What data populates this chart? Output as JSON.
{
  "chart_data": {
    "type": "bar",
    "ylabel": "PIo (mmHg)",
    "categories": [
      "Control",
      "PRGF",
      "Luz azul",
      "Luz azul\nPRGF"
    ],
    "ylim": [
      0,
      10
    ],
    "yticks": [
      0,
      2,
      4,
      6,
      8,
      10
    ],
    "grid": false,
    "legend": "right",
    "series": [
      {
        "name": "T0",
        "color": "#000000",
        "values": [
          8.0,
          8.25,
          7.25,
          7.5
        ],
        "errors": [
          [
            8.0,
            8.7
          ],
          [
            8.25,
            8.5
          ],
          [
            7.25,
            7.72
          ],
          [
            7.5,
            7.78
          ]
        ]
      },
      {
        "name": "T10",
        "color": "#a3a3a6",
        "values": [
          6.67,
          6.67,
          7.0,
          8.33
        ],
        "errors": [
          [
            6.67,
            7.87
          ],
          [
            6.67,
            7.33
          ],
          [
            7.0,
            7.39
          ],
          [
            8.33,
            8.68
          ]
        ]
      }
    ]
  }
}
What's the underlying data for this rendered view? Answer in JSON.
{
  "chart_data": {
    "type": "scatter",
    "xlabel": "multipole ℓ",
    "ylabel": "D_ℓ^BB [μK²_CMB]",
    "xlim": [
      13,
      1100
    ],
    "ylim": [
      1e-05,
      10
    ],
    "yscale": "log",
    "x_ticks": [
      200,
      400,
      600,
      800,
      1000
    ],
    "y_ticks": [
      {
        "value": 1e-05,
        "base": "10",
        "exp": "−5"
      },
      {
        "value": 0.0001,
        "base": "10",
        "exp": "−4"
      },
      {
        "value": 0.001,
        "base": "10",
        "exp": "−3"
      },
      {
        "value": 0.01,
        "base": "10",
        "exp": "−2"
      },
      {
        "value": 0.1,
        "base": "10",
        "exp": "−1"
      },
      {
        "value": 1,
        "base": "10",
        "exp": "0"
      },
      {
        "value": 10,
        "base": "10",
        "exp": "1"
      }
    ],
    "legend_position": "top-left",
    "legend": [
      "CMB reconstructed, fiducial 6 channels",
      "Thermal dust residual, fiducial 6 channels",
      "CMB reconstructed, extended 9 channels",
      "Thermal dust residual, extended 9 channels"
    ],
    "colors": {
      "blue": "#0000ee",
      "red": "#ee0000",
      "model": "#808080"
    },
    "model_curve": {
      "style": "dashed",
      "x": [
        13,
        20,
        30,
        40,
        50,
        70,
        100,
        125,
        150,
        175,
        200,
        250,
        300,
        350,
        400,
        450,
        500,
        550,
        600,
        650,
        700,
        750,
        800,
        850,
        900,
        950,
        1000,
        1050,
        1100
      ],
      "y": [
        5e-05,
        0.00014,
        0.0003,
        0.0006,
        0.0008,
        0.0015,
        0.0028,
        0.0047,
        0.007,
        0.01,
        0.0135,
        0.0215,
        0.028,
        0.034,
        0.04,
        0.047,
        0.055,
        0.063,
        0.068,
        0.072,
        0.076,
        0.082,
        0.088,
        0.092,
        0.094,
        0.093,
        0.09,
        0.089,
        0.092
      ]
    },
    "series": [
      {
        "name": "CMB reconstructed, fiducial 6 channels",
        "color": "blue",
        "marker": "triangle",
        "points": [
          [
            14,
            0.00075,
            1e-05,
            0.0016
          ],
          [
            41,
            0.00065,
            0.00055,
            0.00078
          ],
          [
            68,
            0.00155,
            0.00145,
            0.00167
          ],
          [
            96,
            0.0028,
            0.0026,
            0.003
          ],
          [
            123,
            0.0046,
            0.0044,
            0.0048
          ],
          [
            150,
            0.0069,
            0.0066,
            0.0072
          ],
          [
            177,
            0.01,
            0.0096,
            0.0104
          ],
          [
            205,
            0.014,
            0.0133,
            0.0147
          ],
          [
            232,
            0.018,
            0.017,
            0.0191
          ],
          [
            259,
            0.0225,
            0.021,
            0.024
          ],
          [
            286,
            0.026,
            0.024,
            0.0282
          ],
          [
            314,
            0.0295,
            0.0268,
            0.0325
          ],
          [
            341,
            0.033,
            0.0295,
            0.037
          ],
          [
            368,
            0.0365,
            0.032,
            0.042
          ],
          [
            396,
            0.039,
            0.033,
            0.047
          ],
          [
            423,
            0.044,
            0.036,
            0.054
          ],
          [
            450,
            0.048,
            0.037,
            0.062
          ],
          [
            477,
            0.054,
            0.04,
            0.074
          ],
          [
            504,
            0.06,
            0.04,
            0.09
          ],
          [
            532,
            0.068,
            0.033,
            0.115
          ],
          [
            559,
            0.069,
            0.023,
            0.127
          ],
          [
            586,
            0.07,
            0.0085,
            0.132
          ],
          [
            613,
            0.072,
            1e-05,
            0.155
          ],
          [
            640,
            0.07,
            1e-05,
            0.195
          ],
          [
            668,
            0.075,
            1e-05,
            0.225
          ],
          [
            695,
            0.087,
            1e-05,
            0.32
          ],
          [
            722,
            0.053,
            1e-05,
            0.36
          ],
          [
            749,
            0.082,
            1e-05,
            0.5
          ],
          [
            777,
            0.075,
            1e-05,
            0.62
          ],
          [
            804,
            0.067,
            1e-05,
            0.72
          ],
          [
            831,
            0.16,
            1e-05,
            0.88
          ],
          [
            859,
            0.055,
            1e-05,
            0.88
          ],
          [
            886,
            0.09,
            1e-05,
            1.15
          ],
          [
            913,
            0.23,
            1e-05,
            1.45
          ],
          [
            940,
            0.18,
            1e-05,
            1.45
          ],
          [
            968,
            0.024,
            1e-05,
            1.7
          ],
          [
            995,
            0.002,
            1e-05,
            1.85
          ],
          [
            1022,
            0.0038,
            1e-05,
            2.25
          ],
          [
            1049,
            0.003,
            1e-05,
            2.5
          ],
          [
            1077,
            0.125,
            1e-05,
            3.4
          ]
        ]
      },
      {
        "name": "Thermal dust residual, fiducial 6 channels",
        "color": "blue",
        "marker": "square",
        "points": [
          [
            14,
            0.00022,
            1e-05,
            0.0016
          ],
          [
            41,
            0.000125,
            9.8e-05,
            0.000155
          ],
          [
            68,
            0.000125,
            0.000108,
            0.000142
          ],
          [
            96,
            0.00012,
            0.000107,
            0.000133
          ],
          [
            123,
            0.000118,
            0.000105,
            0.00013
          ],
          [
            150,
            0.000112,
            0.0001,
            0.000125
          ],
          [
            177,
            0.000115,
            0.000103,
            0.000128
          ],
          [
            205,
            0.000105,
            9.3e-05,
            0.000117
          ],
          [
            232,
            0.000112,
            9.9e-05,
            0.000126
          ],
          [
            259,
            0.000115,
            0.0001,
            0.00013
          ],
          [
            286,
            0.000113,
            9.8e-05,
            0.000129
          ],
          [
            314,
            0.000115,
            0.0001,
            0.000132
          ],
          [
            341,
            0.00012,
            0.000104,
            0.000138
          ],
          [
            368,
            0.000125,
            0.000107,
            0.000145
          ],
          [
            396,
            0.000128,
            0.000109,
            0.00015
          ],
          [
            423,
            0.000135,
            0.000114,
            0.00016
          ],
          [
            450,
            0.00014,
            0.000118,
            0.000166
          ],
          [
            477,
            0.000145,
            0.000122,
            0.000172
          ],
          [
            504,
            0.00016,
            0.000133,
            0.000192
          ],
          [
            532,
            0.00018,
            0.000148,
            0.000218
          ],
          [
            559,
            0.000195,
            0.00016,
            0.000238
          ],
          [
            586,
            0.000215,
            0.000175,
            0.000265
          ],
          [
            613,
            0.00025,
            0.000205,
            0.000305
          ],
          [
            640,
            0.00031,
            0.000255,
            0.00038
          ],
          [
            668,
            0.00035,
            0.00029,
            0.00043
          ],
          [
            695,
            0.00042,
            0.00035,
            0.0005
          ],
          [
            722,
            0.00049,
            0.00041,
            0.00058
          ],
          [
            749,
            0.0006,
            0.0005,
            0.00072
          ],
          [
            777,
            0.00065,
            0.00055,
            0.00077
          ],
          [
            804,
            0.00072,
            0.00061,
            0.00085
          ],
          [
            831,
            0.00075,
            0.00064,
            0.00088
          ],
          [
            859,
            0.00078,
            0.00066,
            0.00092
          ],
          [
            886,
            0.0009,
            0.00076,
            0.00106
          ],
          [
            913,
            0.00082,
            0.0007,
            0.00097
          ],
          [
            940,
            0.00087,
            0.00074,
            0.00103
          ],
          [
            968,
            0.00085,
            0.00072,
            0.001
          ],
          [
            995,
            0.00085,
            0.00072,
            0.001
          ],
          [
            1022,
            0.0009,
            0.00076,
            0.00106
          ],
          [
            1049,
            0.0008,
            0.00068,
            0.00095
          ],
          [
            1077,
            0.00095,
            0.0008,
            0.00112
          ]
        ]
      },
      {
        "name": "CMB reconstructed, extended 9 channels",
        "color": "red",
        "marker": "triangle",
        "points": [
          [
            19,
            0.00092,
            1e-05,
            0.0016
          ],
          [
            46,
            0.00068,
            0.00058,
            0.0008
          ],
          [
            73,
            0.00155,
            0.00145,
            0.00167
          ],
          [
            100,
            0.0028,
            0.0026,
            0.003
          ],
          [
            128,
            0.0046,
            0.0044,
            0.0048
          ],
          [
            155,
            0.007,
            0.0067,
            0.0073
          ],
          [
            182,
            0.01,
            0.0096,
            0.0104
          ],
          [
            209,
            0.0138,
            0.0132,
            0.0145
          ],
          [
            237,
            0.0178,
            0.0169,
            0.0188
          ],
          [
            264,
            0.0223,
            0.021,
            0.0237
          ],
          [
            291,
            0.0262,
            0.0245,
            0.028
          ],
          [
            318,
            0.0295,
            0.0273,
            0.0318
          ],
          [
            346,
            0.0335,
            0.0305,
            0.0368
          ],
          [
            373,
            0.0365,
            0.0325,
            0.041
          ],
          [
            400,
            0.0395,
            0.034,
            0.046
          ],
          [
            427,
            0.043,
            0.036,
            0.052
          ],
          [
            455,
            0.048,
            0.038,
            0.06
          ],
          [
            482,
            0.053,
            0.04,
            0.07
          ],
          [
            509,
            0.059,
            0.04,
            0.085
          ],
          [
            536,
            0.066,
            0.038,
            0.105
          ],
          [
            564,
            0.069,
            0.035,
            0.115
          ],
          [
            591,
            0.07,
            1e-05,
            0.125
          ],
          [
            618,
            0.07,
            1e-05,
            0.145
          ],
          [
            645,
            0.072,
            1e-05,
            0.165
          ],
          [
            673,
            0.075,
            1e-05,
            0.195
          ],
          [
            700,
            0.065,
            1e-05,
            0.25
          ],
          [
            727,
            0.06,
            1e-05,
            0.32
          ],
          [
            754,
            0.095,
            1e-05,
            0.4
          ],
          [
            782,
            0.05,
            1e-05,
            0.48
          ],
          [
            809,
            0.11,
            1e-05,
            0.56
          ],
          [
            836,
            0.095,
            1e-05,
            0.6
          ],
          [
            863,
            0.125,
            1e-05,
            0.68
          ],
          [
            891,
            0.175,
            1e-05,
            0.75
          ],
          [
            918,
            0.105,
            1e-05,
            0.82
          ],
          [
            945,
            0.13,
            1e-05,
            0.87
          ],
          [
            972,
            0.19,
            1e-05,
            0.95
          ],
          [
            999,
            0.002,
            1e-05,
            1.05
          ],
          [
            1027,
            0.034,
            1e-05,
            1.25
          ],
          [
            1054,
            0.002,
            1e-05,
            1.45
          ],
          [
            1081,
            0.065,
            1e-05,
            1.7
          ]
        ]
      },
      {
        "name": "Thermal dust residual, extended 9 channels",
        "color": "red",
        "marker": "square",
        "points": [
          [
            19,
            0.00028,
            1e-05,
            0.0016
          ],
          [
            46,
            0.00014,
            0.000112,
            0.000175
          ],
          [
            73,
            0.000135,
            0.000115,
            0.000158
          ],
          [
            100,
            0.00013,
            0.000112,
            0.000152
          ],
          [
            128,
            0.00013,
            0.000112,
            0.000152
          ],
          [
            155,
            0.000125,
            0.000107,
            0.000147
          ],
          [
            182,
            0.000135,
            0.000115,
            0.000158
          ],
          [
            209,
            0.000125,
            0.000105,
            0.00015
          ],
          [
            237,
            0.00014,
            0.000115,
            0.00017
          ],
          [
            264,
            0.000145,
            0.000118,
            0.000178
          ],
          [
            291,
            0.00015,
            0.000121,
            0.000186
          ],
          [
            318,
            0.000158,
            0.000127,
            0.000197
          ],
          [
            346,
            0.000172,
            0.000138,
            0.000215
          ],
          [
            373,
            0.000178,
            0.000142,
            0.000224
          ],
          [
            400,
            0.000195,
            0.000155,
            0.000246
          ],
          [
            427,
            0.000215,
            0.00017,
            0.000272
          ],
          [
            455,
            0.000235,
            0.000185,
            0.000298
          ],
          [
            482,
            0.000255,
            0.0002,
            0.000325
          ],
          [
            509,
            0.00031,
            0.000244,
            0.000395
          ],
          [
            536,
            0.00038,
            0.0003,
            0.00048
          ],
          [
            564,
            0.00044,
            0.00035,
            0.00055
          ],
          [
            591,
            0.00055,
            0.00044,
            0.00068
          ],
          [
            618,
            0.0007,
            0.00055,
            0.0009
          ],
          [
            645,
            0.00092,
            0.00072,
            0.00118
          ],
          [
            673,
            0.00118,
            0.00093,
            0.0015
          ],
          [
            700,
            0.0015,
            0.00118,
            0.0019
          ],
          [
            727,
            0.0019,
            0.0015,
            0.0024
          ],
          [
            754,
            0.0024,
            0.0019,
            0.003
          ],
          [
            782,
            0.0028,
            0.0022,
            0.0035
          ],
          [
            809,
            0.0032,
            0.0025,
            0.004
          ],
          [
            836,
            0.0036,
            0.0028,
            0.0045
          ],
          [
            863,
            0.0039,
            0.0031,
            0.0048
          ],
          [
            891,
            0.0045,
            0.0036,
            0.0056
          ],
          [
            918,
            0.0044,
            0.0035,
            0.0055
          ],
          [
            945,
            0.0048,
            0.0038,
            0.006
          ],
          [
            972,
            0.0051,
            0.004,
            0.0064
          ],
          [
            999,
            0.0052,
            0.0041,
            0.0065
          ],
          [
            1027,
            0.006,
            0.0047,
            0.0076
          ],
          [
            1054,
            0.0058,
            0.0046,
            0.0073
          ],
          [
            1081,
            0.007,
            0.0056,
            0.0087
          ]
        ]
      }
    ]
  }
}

==*==

Exercise prompt :: Filter out all lines lacking the word "Thermal" and copy the rest.

Solution for this task ::
      "Thermal dust residual, fiducial 6 channels",
      "Thermal dust residual, extended 9 channels"
        "name": "Thermal dust residual, fiducial 6 channels",
        "name": "Thermal dust residual, extended 9 channels",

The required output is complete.